EXTRACTED ENTRIES
========================

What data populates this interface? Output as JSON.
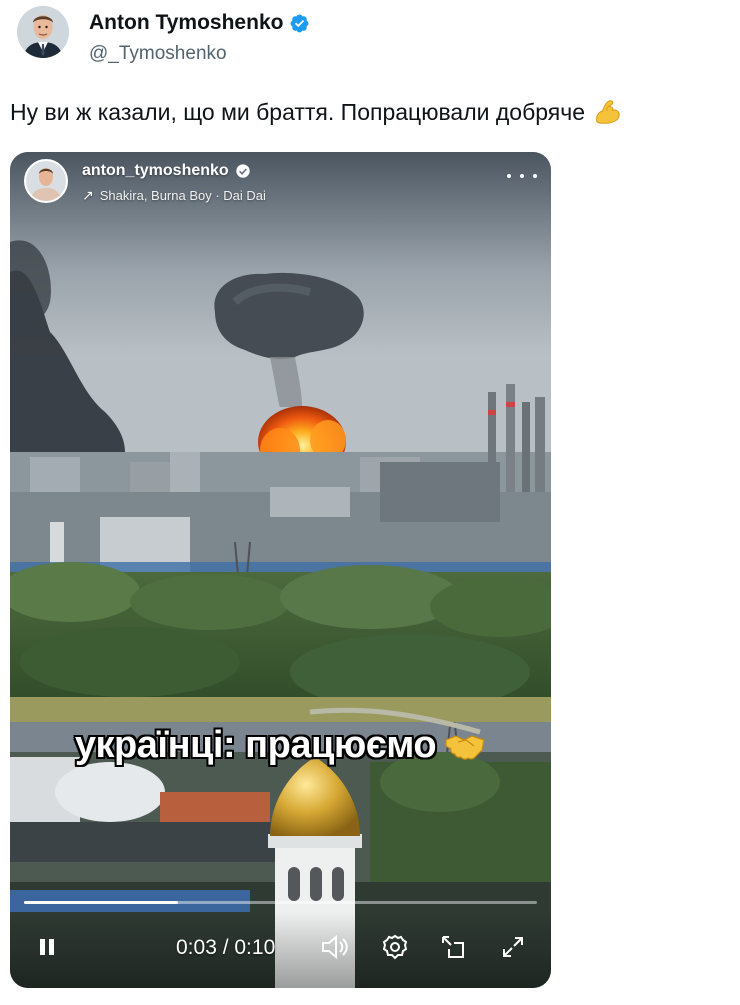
{
  "tweet": {
    "author_name": "Anton Tymoshenko",
    "author_handle": "@_Tymoshenko",
    "text": "Ну ви ж казали, що ми браття. Попрацювали добряче",
    "text_emoji_icon": "flexed-biceps-icon"
  },
  "video": {
    "ig_username": "anton_tymoshenko",
    "ig_music": "Shakira, Burna Boy · Dai Dai",
    "caption": "українці: працюємо",
    "caption_emoji_icon": "handshake-icon",
    "time_display": "0:03 / 0:10",
    "progress": 0.3
  },
  "colors": {
    "verified": "#1d9bf0",
    "handle": "#536471",
    "text": "#0f1419"
  }
}
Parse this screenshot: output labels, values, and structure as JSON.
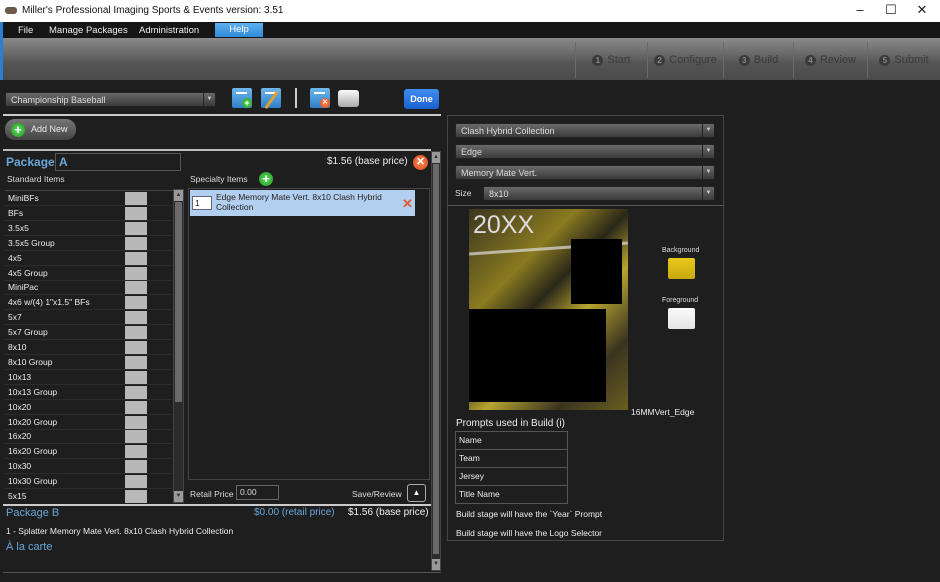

========================

GIVEN PROBLEM
Omit the images and transcribe all of the records above word for word.

RESPONSE FOR THIS EXERCISE
What data populates this interface? Output as JSON.
{
  "tweet": {
    "author_name": "Anton Tymoshenko",
    "author_handle": "@_Tymoshenko",
    "text": "Ну ви ж казали, що ми браття. Попрацювали добряче",
    "text_emoji_icon": "flexed-biceps-icon"
  },
  "video": {
    "ig_username": "anton_tymoshenko",
    "ig_music": "Shakira, Burna Boy · Dai Dai",
    "caption": "українці: працюємо",
    "caption_emoji_icon": "handshake-icon",
    "time_display": "0:03 / 0:10",
    "progress": 0.3
  },
  "colors": {
    "verified": "#1d9bf0",
    "handle": "#536471",
    "text": "#0f1419"
  }
}
Parse this screenshot: output labels, values, and structure as JSON.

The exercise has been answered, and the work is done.